__WHAT YOU NEED TO DO__
Write the data below out exactly as it stands. Do not include the pictures.
== DATA PROVIDED ==
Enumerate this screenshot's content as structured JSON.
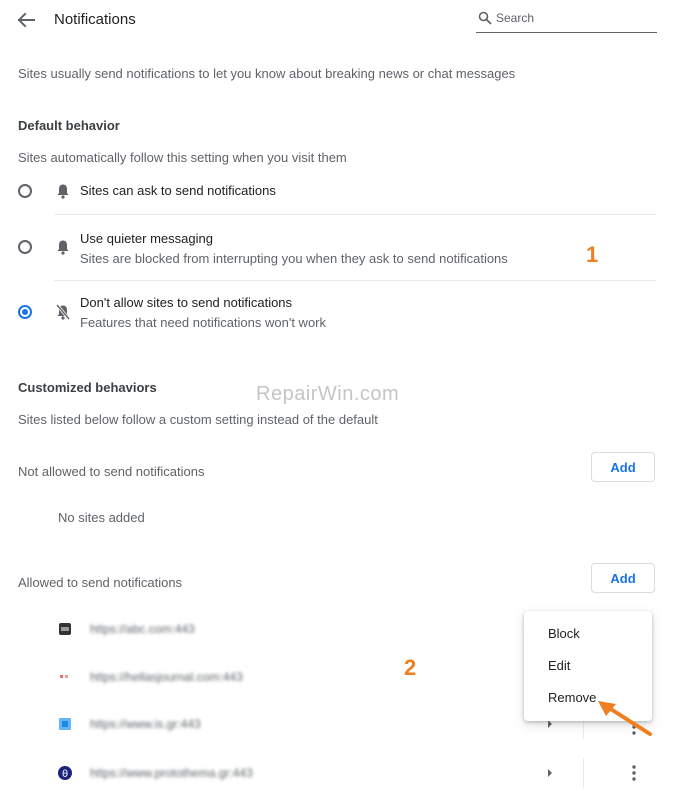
{
  "header": {
    "title": "Notifications",
    "search_placeholder": "Search"
  },
  "intro": "Sites usually send notifications to let you know about breaking news or chat messages",
  "default_behavior": {
    "heading": "Default behavior",
    "description": "Sites automatically follow this setting when you visit them",
    "options": [
      {
        "label": "Sites can ask to send notifications",
        "sublabel": "",
        "icon": "bell-icon",
        "selected": false
      },
      {
        "label": "Use quieter messaging",
        "sublabel": "Sites are blocked from interrupting you when they ask to send notifications",
        "icon": "bell-icon",
        "selected": false
      },
      {
        "label": "Don't allow sites to send notifications",
        "sublabel": "Features that need notifications won't work",
        "icon": "bell-off-icon",
        "selected": true
      }
    ]
  },
  "customized": {
    "heading": "Customized behaviors",
    "description": "Sites listed below follow a custom setting instead of the default",
    "not_allowed": {
      "label": "Not allowed to send notifications",
      "add_label": "Add",
      "empty_text": "No sites added"
    },
    "allowed": {
      "label": "Allowed to send notifications",
      "add_label": "Add",
      "sites": [
        {
          "url": "https://abc.com:443"
        },
        {
          "url": "https://hellasjournal.com:443"
        },
        {
          "url": "https://www.is.gr:443"
        },
        {
          "url": "https://www.protothema.gr:443"
        }
      ]
    }
  },
  "context_menu": {
    "items": [
      "Block",
      "Edit",
      "Remove"
    ]
  },
  "annotations": {
    "step1": "1",
    "step2": "2",
    "watermark": "RepairWin.com"
  },
  "colors": {
    "accent": "#1a73e8",
    "annotation": "#f07f20"
  }
}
===
__TASK SOLUTION__
Enumerate this screenshot's content as structured JSON.
{
  "header": {
    "title": "Notifications",
    "search_placeholder": "Search"
  },
  "intro": "Sites usually send notifications to let you know about breaking news or chat messages",
  "default_behavior": {
    "heading": "Default behavior",
    "description": "Sites automatically follow this setting when you visit them",
    "options": [
      {
        "label": "Sites can ask to send notifications",
        "sublabel": "",
        "icon": "bell-icon",
        "selected": false
      },
      {
        "label": "Use quieter messaging",
        "sublabel": "Sites are blocked from interrupting you when they ask to send notifications",
        "icon": "bell-icon",
        "selected": false
      },
      {
        "label": "Don't allow sites to send notifications",
        "sublabel": "Features that need notifications won't work",
        "icon": "bell-off-icon",
        "selected": true
      }
    ]
  },
  "customized": {
    "heading": "Customized behaviors",
    "description": "Sites listed below follow a custom setting instead of the default",
    "not_allowed": {
      "label": "Not allowed to send notifications",
      "add_label": "Add",
      "empty_text": "No sites added"
    },
    "allowed": {
      "label": "Allowed to send notifications",
      "add_label": "Add",
      "sites": [
        {
          "url": "https://abc.com:443"
        },
        {
          "url": "https://hellasjournal.com:443"
        },
        {
          "url": "https://www.is.gr:443"
        },
        {
          "url": "https://www.protothema.gr:443"
        }
      ]
    }
  },
  "context_menu": {
    "items": [
      "Block",
      "Edit",
      "Remove"
    ]
  },
  "annotations": {
    "step1": "1",
    "step2": "2",
    "watermark": "RepairWin.com"
  },
  "colors": {
    "accent": "#1a73e8",
    "annotation": "#f07f20"
  }
}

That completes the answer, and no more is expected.